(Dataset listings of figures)
>> BEGIN

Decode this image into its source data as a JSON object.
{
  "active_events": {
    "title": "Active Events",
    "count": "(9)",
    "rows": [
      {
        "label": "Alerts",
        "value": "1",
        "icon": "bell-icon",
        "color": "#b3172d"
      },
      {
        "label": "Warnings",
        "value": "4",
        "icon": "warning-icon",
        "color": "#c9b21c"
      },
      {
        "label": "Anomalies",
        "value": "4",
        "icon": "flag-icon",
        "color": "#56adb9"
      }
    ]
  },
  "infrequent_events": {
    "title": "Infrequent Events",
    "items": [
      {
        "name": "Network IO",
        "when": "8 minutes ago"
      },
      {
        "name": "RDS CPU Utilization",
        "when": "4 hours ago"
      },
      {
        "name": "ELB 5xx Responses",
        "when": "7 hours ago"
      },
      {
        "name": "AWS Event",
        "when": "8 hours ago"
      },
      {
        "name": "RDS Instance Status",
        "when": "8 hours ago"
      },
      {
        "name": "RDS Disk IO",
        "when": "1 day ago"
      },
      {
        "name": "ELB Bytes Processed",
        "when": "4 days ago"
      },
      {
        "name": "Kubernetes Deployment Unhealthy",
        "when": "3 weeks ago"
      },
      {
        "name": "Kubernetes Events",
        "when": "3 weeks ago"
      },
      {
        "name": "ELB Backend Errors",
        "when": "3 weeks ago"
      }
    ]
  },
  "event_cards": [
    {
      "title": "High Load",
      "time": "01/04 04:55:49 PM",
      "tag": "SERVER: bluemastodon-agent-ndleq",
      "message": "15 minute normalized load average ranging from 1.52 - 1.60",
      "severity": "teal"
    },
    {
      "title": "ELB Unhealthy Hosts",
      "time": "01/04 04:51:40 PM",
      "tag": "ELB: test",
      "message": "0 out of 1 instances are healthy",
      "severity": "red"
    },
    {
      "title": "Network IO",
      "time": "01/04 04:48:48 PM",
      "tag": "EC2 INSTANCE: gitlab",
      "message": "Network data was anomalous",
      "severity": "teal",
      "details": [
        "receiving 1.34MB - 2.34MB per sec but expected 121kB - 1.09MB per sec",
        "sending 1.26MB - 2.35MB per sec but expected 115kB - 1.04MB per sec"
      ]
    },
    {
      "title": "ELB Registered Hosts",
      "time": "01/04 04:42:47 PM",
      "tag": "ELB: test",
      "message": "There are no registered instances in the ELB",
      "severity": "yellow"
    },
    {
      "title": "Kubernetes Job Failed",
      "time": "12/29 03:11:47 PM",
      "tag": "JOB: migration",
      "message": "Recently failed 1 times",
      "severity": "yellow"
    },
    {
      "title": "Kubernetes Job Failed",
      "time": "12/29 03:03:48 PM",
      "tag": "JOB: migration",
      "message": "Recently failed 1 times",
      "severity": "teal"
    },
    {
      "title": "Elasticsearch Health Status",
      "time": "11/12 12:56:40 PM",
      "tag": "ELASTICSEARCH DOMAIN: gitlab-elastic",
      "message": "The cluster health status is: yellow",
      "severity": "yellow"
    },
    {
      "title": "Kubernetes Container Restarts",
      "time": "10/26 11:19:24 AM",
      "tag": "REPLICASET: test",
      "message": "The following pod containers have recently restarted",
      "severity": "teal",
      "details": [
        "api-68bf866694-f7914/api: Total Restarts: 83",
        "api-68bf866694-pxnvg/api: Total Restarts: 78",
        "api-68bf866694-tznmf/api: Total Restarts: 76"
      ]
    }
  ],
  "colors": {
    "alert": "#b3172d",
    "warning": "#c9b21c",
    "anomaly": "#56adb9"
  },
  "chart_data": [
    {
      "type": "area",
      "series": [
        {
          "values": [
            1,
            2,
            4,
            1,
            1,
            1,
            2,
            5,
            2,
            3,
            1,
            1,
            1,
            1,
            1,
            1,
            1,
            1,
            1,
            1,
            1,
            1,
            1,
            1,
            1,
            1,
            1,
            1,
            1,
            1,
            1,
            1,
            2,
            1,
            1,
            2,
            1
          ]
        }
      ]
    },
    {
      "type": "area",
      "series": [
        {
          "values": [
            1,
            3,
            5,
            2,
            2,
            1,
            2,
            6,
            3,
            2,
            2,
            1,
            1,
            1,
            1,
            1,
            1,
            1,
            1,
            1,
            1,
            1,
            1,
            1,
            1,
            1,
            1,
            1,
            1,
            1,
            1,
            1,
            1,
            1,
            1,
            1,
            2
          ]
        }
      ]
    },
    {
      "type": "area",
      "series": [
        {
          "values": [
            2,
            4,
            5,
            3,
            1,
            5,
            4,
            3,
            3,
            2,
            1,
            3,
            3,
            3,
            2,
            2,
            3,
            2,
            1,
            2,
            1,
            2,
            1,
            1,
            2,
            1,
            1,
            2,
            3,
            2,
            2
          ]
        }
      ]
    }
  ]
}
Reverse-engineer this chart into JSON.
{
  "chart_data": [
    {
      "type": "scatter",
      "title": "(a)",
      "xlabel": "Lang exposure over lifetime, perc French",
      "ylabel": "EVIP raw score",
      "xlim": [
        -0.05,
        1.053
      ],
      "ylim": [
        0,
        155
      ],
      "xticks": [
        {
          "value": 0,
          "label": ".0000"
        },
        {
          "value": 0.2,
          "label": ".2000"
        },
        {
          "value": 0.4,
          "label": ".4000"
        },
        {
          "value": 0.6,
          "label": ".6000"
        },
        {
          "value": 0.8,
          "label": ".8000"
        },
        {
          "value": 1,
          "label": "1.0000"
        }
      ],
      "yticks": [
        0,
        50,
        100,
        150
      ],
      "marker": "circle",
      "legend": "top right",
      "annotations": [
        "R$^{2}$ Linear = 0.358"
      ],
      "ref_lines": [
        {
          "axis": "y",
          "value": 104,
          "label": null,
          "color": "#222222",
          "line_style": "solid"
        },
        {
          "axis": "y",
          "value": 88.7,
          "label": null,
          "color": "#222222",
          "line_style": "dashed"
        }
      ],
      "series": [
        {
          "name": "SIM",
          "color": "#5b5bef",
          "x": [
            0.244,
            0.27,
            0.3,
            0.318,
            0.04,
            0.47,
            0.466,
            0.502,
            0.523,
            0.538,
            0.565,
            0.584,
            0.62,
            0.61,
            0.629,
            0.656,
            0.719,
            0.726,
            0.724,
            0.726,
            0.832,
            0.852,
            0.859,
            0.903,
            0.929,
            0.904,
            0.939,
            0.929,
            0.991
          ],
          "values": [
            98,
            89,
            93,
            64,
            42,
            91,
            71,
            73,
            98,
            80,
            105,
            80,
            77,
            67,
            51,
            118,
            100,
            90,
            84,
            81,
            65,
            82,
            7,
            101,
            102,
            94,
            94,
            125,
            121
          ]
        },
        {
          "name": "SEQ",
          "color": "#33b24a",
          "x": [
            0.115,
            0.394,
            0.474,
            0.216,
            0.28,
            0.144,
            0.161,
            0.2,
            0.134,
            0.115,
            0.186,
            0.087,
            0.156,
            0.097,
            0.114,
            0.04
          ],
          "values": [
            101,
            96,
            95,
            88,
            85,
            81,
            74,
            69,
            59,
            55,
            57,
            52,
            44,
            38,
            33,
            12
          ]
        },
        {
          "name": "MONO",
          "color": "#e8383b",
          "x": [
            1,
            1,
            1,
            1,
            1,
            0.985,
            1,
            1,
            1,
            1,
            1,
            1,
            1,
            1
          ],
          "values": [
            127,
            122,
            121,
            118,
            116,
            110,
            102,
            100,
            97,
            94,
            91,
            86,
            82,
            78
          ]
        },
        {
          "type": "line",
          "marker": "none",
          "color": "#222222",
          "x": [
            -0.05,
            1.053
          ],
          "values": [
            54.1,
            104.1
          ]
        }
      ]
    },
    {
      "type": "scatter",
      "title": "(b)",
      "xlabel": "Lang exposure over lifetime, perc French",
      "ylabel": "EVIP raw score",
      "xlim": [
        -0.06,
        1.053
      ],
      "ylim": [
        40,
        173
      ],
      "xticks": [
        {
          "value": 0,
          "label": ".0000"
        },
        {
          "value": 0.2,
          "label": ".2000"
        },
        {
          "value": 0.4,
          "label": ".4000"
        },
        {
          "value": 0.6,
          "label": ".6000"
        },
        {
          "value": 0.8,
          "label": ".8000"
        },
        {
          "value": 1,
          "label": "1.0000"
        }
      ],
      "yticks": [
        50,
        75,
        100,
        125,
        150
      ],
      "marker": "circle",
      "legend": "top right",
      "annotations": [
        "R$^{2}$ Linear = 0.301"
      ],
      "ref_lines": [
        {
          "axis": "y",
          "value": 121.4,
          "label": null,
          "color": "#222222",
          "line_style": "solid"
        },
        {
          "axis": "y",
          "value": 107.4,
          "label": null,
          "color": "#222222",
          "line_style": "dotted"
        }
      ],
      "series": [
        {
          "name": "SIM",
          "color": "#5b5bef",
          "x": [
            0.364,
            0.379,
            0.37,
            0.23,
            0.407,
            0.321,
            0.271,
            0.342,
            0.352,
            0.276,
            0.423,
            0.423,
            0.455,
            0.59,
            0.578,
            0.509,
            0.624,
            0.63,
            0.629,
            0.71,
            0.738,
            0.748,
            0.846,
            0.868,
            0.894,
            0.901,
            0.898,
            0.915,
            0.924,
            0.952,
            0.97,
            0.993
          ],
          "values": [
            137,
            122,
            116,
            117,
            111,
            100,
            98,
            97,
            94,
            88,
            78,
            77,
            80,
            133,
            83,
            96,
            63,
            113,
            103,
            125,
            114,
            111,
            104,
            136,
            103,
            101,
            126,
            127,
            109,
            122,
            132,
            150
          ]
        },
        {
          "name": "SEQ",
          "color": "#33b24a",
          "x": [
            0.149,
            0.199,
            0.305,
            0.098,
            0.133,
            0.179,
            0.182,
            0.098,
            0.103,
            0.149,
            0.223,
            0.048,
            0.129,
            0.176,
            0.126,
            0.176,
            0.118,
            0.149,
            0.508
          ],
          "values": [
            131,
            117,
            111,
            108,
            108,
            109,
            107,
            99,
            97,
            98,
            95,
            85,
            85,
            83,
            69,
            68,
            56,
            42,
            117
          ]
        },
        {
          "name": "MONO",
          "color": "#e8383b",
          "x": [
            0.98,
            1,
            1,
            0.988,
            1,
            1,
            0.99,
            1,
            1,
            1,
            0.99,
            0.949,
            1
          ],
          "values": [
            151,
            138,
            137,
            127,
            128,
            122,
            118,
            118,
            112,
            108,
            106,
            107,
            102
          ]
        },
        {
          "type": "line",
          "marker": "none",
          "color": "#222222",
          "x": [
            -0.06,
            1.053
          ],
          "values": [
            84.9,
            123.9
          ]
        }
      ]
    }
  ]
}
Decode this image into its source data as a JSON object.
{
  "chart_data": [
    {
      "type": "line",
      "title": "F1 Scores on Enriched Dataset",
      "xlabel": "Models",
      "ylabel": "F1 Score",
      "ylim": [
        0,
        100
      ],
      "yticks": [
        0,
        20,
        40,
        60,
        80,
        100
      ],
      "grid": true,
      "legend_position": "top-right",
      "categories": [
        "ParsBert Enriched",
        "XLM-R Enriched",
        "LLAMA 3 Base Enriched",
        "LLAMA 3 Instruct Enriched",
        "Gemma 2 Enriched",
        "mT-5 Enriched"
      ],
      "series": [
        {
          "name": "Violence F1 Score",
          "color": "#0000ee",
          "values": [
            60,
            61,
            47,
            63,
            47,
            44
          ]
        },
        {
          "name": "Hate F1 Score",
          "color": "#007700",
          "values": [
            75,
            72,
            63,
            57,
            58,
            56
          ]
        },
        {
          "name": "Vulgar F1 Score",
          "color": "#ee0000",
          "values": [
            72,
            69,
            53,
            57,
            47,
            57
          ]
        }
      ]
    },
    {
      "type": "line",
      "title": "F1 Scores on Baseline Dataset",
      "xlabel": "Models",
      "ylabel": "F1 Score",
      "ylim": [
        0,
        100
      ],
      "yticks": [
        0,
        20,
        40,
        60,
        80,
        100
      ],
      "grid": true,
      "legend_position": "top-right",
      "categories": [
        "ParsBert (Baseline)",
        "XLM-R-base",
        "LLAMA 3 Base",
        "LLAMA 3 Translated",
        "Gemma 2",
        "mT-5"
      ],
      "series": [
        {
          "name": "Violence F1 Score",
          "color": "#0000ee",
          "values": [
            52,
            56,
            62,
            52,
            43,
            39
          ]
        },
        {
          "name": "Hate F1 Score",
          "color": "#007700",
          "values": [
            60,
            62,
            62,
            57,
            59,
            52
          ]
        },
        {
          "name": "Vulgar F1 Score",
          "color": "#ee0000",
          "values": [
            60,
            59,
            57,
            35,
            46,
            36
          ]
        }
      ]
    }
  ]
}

>> END

▶ [TASK OBJECTIVE]: Find how many lines of the material carry the string "Restarts". Only the number should be in the answer.

▶ [ANSWER TO THE TASK]: 4